-- START OF DATA SUPPLIED --
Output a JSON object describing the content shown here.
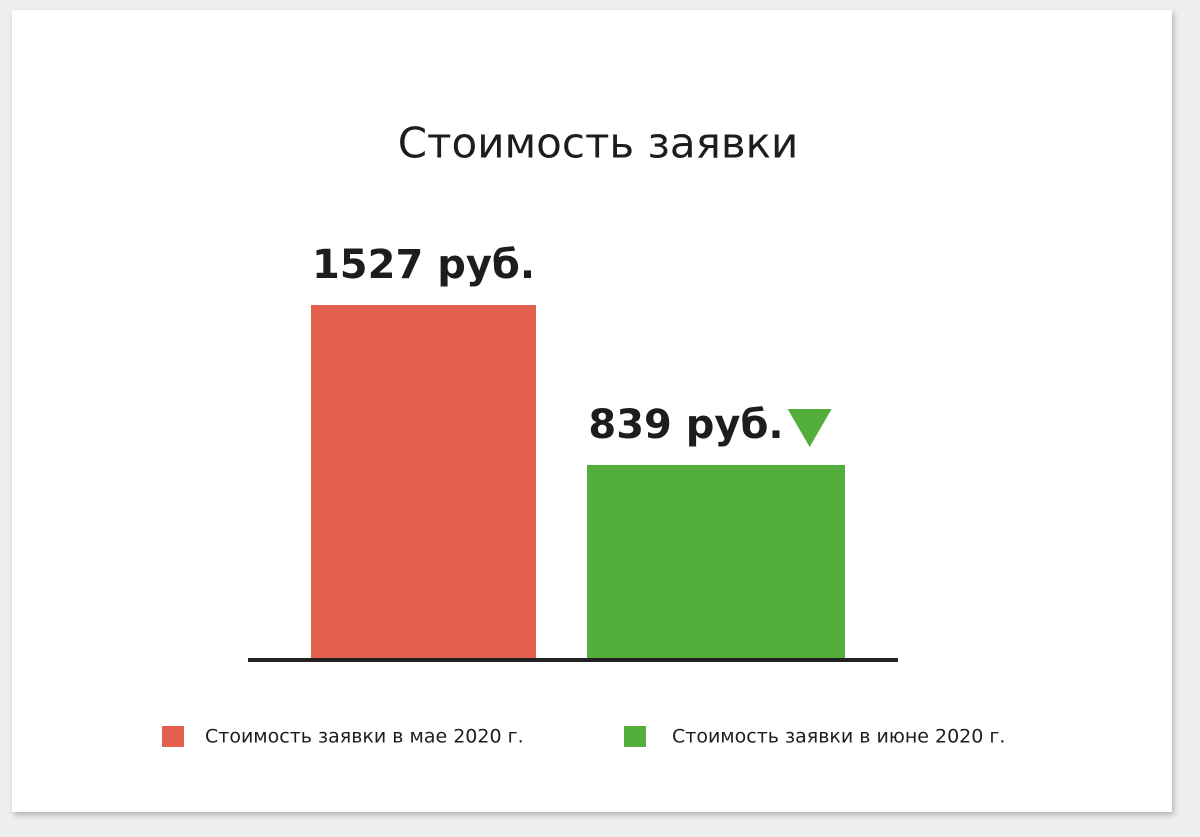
{
  "chart_data": {
    "type": "bar",
    "title": "Стоимость заявки",
    "series": [
      {
        "name": "Стоимость заявки в мае 2020 г.",
        "color": "#e3604f",
        "values": [
          1527
        ],
        "value_labels": [
          "1527 руб."
        ]
      },
      {
        "name": "Стоимость заявки в июне 2020 г.",
        "color": "#53ae3c",
        "values": [
          839
        ],
        "value_labels": [
          "839 руб."
        ]
      }
    ]
  }
}
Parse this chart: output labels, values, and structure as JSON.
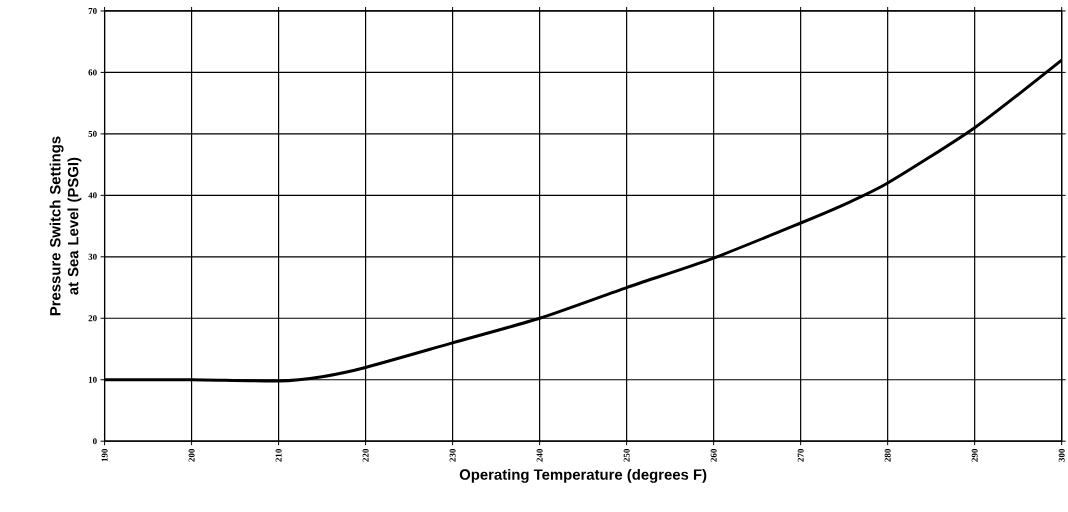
{
  "chart_data": {
    "type": "line",
    "xlabel": "Operating Temperature (degrees F)",
    "ylabel": "Pressure Switch Settings at Sea Level (PSGI)",
    "x": [
      190,
      200,
      210,
      215,
      220,
      230,
      240,
      250,
      260,
      270,
      275,
      280,
      290,
      300
    ],
    "series": [
      {
        "color": "#000000",
        "values": [
          10,
          10,
          9.8,
          10.5,
          12,
          16,
          20,
          25,
          29.8,
          35.5,
          38.5,
          42,
          51,
          62
        ]
      }
    ],
    "xlim": [
      190,
      300
    ],
    "ylim": [
      0,
      70
    ],
    "xticks": [
      190,
      200,
      210,
      220,
      230,
      240,
      250,
      260,
      270,
      280,
      290,
      300
    ],
    "yticks": [
      0,
      10,
      20,
      30,
      40,
      50,
      60,
      70
    ],
    "grid": true,
    "marker": "none",
    "line_style": "solid"
  }
}
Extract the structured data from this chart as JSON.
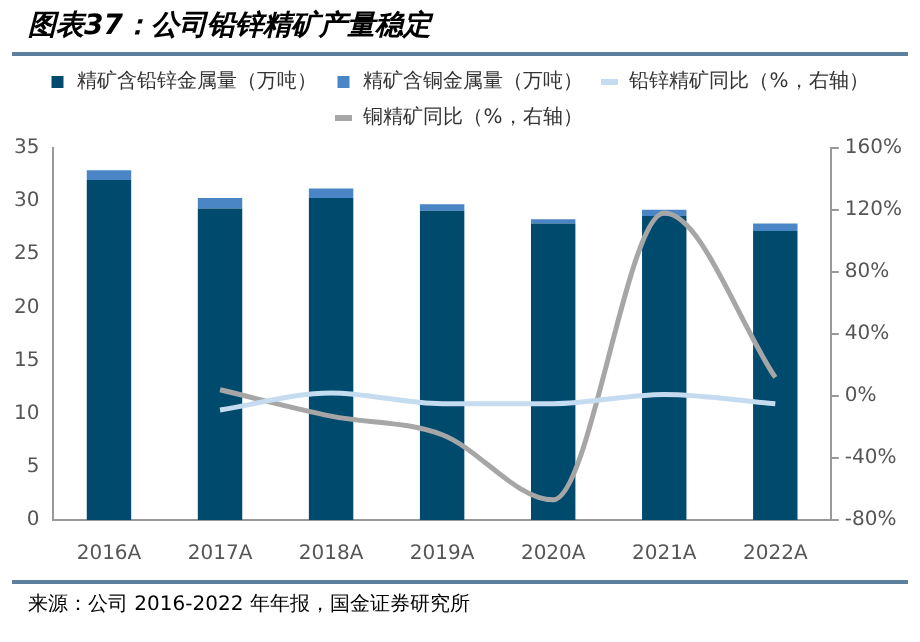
{
  "chart_data": {
    "type": "bar",
    "title": "图表37：公司铅锌精矿产量稳定",
    "categories": [
      "2016A",
      "2017A",
      "2018A",
      "2019A",
      "2020A",
      "2021A",
      "2022A"
    ],
    "stacked": true,
    "series": [
      {
        "name": "精矿含铅锌金属量（万吨）",
        "color": "#004a6e",
        "values": [
          32.0,
          29.3,
          30.3,
          29.1,
          27.9,
          28.6,
          27.2
        ]
      },
      {
        "name": "精矿含铜金属量（万吨）",
        "color": "#4a86c5",
        "values": [
          0.9,
          1.0,
          0.9,
          0.6,
          0.4,
          0.6,
          0.7
        ]
      },
      {
        "name": "铅锌精矿同比（%，右轴）",
        "type": "line",
        "axis": "y2",
        "color": "#c5dcf0",
        "values": [
          null,
          -9,
          2,
          -5,
          -5,
          1,
          -5
        ]
      },
      {
        "name": "铜精矿同比（%，右轴）",
        "type": "line",
        "axis": "y2",
        "color": "#a6a6a6",
        "values": [
          null,
          4,
          -13,
          -25,
          -67,
          118,
          12
        ]
      }
    ],
    "ylim": [
      0,
      35
    ],
    "yticks": [
      0,
      5,
      10,
      15,
      20,
      25,
      30,
      35
    ],
    "y2lim": [
      -80,
      160
    ],
    "y2ticks": [
      {
        "value": -80,
        "label": "-80%"
      },
      {
        "value": -40,
        "label": "-40%"
      },
      {
        "value": 0,
        "label": "0%"
      },
      {
        "value": 40,
        "label": "40%"
      },
      {
        "value": 80,
        "label": "80%"
      },
      {
        "value": 120,
        "label": "120%"
      },
      {
        "value": 160,
        "label": "160%"
      }
    ],
    "grid": false,
    "legend": "top",
    "marker": "none",
    "annotations": [
      "来源：公司 2016-2022 年年报，国金证券研究所"
    ]
  }
}
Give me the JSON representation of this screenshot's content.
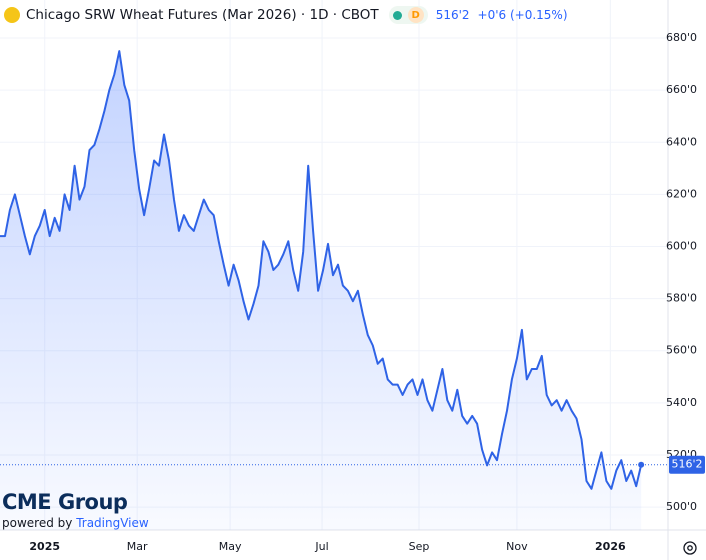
{
  "chart_data": {
    "type": "area",
    "title": "Chicago SRW Wheat Futures (Mar 2026) · 1D · CBOT",
    "interval_badge": "D",
    "last_price": "516'2",
    "change": "+0'6 (+0.15%)",
    "brand": "CME Group",
    "powered_by": "powered by",
    "powered_name": "TradingView",
    "color": "#2f63e6",
    "values": [
      604,
      604,
      614,
      620,
      612,
      604,
      597,
      604,
      608,
      614,
      604,
      611,
      606,
      620,
      614,
      631,
      618,
      623,
      637,
      639,
      645,
      652,
      660,
      666,
      675,
      662,
      656,
      637,
      622,
      612,
      622,
      633,
      631,
      643,
      633,
      618,
      606,
      612,
      608,
      606,
      612,
      618,
      614,
      612,
      602,
      593,
      585,
      593,
      587,
      579,
      572,
      578,
      585,
      602,
      598,
      591,
      593,
      597,
      602,
      591,
      583,
      598,
      631,
      606,
      583,
      591,
      601,
      589,
      593,
      585,
      583,
      579,
      583,
      574,
      566,
      562,
      555,
      557,
      549,
      547,
      547,
      543,
      547,
      549,
      543,
      549,
      541,
      537,
      545,
      553,
      541,
      537,
      545,
      535,
      532,
      535,
      532,
      522,
      516,
      521,
      518,
      528,
      537,
      549,
      557,
      568,
      549,
      553,
      553,
      558,
      543,
      539,
      541,
      537,
      541,
      537,
      534,
      526,
      510,
      507,
      514,
      521,
      510,
      507,
      514,
      518,
      510,
      514,
      508,
      516.25
    ],
    "xlim": [
      0,
      134.4
    ],
    "xticks": [
      {
        "value": 9,
        "label": "2025"
      },
      {
        "value": 27.6,
        "label": "Mar"
      },
      {
        "value": 46.3,
        "label": "May"
      },
      {
        "value": 64.8,
        "label": "Jul"
      },
      {
        "value": 84.3,
        "label": "Sep"
      },
      {
        "value": 104,
        "label": "Nov"
      },
      {
        "value": 122.8,
        "label": "2026"
      }
    ],
    "ylim": [
      491.2,
      694.6
    ],
    "yticks": [
      {
        "value": 500,
        "label": "500'0"
      },
      {
        "value": 520,
        "label": "520'0"
      },
      {
        "value": 540,
        "label": "540'0"
      },
      {
        "value": 560,
        "label": "560'0"
      },
      {
        "value": 580,
        "label": "580'0"
      },
      {
        "value": 600,
        "label": "600'0"
      },
      {
        "value": 620,
        "label": "620'0"
      },
      {
        "value": 640,
        "label": "640'0"
      },
      {
        "value": 660,
        "label": "660'0"
      },
      {
        "value": 680,
        "label": "680'0"
      }
    ],
    "price_tag": {
      "value": 516.25,
      "label": "516'2"
    },
    "grid": true
  }
}
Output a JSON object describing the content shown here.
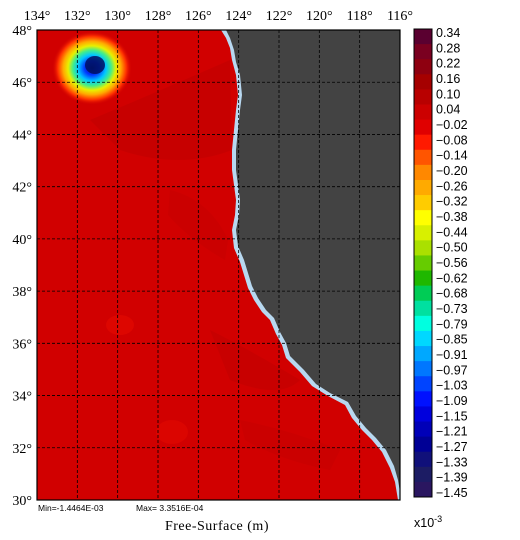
{
  "map": {
    "title": "Free-Surface (m)",
    "stats": {
      "min_text": "Min=-1.4464E-03",
      "max_text": "Max= 3.3516E-04"
    },
    "lon_labels": [
      "134°",
      "132°",
      "130°",
      "128°",
      "126°",
      "124°",
      "122°",
      "120°",
      "118°",
      "116°"
    ],
    "lat_labels": [
      "48°",
      "46°",
      "44°",
      "42°",
      "40°",
      "38°",
      "36°",
      "34°",
      "32°",
      "30°"
    ],
    "lon_range": [
      -134,
      -116
    ],
    "lat_range": [
      30,
      48
    ],
    "grid": true,
    "colors": {
      "land": "#434343",
      "ocean_base": "#d10000",
      "coast_fringe": "#b8d8f0",
      "gridline": "#000000"
    }
  },
  "colorbar": {
    "multiplier_text": "x10",
    "multiplier_exp": "-3",
    "labels": [
      "0.34",
      "0.28",
      "0.22",
      "0.16",
      "0.10",
      "0.04",
      "−0.02",
      "−0.08",
      "−0.14",
      "−0.20",
      "−0.26",
      "−0.32",
      "−0.38",
      "−0.44",
      "−0.50",
      "−0.56",
      "−0.62",
      "−0.68",
      "−0.73",
      "−0.79",
      "−0.85",
      "−0.91",
      "−0.97",
      "−1.03",
      "−1.09",
      "−1.15",
      "−1.21",
      "−1.27",
      "−1.33",
      "−1.39",
      "−1.45"
    ],
    "colors": [
      "#5a0030",
      "#7a0020",
      "#8e0010",
      "#a50000",
      "#b80000",
      "#cc0000",
      "#e00000",
      "#ff1a00",
      "#ff5500",
      "#ff8800",
      "#ffaa00",
      "#ffcc00",
      "#ffff00",
      "#d8f000",
      "#aae000",
      "#66cc00",
      "#1fb800",
      "#00cc55",
      "#00e0a0",
      "#00ffe0",
      "#00d8ff",
      "#00a8ff",
      "#0077ff",
      "#0044ff",
      "#0011ff",
      "#0000dd",
      "#0000b8",
      "#000095",
      "#10107a",
      "#1c1c64",
      "#2a1660"
    ]
  }
}
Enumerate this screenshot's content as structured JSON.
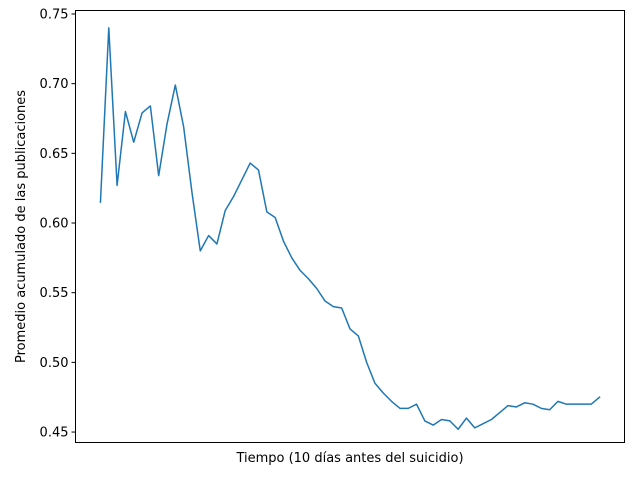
-- END OF DATA SUPPLIED --
* **WHAT YOU NEED TO DO**: Check each line of the data above for the string "title" and report only how many lines have it.

* **EXPECTED ANSWER**: 4